YOUR GOAL:
Copy each line below in which the word "this" occurs.

THE DATA:
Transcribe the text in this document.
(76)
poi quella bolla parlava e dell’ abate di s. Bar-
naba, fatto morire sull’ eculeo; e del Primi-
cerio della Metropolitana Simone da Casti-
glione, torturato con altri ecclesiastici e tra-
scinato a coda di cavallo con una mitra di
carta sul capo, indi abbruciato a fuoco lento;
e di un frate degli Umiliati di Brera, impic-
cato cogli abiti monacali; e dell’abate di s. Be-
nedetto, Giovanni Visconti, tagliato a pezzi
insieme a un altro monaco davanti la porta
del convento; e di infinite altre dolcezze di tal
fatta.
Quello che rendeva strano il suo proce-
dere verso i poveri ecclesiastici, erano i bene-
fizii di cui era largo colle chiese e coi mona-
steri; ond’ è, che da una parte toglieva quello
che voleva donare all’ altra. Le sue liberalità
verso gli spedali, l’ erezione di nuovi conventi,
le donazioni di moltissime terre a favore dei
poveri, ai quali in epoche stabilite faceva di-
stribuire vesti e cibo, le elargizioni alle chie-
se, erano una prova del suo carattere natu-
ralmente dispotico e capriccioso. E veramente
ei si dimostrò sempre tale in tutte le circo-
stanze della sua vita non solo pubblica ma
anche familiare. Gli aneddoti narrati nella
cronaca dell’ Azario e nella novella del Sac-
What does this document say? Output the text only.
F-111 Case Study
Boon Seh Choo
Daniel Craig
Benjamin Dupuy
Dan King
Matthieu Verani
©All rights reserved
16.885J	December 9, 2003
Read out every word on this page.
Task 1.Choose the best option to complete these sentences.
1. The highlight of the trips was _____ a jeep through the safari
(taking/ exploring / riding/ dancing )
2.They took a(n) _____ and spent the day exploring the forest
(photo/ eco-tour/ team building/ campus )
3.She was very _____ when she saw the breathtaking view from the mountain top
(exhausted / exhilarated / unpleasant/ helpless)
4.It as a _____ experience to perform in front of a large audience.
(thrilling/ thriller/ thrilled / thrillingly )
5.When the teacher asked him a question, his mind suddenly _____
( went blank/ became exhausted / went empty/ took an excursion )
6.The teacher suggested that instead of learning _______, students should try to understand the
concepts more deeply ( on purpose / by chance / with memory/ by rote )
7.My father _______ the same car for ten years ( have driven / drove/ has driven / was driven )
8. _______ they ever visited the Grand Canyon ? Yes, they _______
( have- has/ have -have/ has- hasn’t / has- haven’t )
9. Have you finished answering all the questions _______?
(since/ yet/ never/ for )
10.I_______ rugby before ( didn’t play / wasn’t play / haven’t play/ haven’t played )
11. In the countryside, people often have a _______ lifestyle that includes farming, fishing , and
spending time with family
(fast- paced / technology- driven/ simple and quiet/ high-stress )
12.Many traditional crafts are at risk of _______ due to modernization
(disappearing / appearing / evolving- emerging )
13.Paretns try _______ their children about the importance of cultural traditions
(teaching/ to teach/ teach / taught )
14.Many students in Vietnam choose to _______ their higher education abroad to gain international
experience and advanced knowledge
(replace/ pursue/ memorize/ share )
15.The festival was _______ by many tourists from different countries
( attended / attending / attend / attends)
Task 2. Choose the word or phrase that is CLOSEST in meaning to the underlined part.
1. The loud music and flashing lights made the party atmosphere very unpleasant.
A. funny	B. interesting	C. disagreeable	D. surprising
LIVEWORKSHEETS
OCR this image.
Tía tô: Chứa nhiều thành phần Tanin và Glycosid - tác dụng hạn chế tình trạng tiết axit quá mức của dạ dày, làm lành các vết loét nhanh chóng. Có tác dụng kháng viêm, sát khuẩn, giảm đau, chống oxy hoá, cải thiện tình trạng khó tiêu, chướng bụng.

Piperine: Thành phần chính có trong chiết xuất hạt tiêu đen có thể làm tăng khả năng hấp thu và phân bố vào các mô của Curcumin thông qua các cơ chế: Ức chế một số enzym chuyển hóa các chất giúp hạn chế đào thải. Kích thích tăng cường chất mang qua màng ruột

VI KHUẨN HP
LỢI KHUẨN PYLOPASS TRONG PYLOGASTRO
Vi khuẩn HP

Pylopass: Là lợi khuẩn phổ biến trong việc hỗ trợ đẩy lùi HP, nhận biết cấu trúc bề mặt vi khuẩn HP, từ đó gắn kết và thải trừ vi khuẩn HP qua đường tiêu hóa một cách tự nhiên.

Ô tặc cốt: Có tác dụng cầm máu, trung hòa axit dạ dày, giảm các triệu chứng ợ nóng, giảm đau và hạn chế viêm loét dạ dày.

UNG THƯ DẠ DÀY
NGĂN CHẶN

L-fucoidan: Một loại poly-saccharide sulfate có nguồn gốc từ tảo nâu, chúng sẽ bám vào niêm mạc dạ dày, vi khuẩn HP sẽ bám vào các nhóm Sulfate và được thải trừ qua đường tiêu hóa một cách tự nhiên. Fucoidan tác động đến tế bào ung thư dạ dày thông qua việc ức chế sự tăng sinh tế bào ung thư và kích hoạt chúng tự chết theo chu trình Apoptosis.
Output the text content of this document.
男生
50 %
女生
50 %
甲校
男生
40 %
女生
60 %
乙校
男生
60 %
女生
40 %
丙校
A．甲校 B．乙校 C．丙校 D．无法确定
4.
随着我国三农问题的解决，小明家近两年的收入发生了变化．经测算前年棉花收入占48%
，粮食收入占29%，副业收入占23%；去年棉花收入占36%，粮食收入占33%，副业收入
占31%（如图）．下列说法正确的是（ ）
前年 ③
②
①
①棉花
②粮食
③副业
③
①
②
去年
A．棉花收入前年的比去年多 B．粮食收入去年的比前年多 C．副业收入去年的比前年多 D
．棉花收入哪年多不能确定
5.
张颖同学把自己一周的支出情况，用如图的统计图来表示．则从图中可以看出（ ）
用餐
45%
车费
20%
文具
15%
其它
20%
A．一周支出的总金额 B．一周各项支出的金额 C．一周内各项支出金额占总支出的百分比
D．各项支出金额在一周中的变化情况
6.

FINISHED ANSWER:
Transcribe the text in this document.
What does this document say? Output the text only.
Read out every word on this page.
OCR this image.
Output the text content of this document.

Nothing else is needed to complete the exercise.